# DATASET EXCERPTS start

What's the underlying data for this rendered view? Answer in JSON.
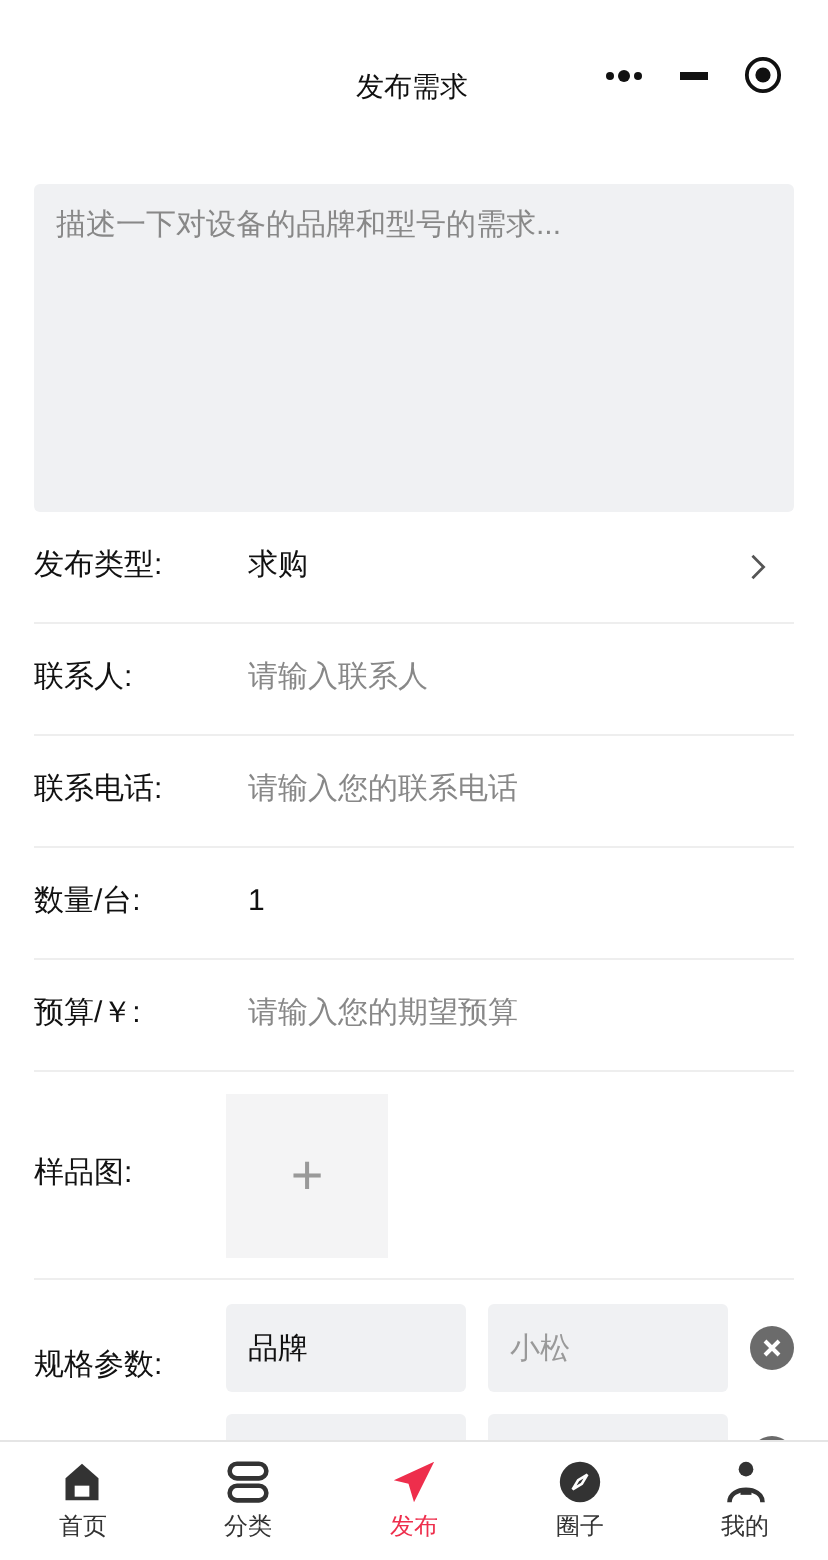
{
  "window": {
    "title": "发布需求"
  },
  "description": {
    "placeholder": "描述一下对设备的品牌和型号的需求..."
  },
  "fields": [
    {
      "kind": "picker",
      "label": "发布类型:",
      "value": "求购"
    },
    {
      "kind": "input",
      "label": "联系人:",
      "placeholder": "请输入联系人"
    },
    {
      "kind": "input",
      "label": "联系电话:",
      "placeholder": "请输入您的联系电话"
    },
    {
      "kind": "input",
      "label": "数量/台:",
      "value": "1"
    },
    {
      "kind": "input",
      "label": "预算/￥:",
      "placeholder": "请输入您的期望预算"
    }
  ],
  "sample_image": {
    "label": "样品图:",
    "add": "+"
  },
  "specs": {
    "label": "规格参数:",
    "rows": [
      {
        "kind": "filled",
        "name": "品牌",
        "placeholder": "小松"
      },
      {
        "kind": "blank"
      }
    ]
  },
  "tab_bar": [
    {
      "label": "首页",
      "selected": false
    },
    {
      "label": "分类",
      "selected": false
    },
    {
      "label": "发布",
      "selected": true
    },
    {
      "label": "圈子",
      "selected": false
    },
    {
      "label": "我的",
      "selected": false
    }
  ]
}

# DATASET EXCERPTS end

TO DO — Copy the records above exactly, leaving out every picture.

OUTPUT FOR THIS EXERCISE —
What's the underlying data for this rendered view? Answer in JSON.
{
  "window": {
    "title": "发布需求"
  },
  "description": {
    "placeholder": "描述一下对设备的品牌和型号的需求..."
  },
  "fields": [
    {
      "kind": "picker",
      "label": "发布类型:",
      "value": "求购"
    },
    {
      "kind": "input",
      "label": "联系人:",
      "placeholder": "请输入联系人"
    },
    {
      "kind": "input",
      "label": "联系电话:",
      "placeholder": "请输入您的联系电话"
    },
    {
      "kind": "input",
      "label": "数量/台:",
      "value": "1"
    },
    {
      "kind": "input",
      "label": "预算/￥:",
      "placeholder": "请输入您的期望预算"
    }
  ],
  "sample_image": {
    "label": "样品图:",
    "add": "+"
  },
  "specs": {
    "label": "规格参数:",
    "rows": [
      {
        "kind": "filled",
        "name": "品牌",
        "placeholder": "小松"
      },
      {
        "kind": "blank"
      }
    ]
  },
  "tab_bar": [
    {
      "label": "首页",
      "selected": false
    },
    {
      "label": "分类",
      "selected": false
    },
    {
      "label": "发布",
      "selected": true
    },
    {
      "label": "圈子",
      "selected": false
    },
    {
      "label": "我的",
      "selected": false
    }
  ]
}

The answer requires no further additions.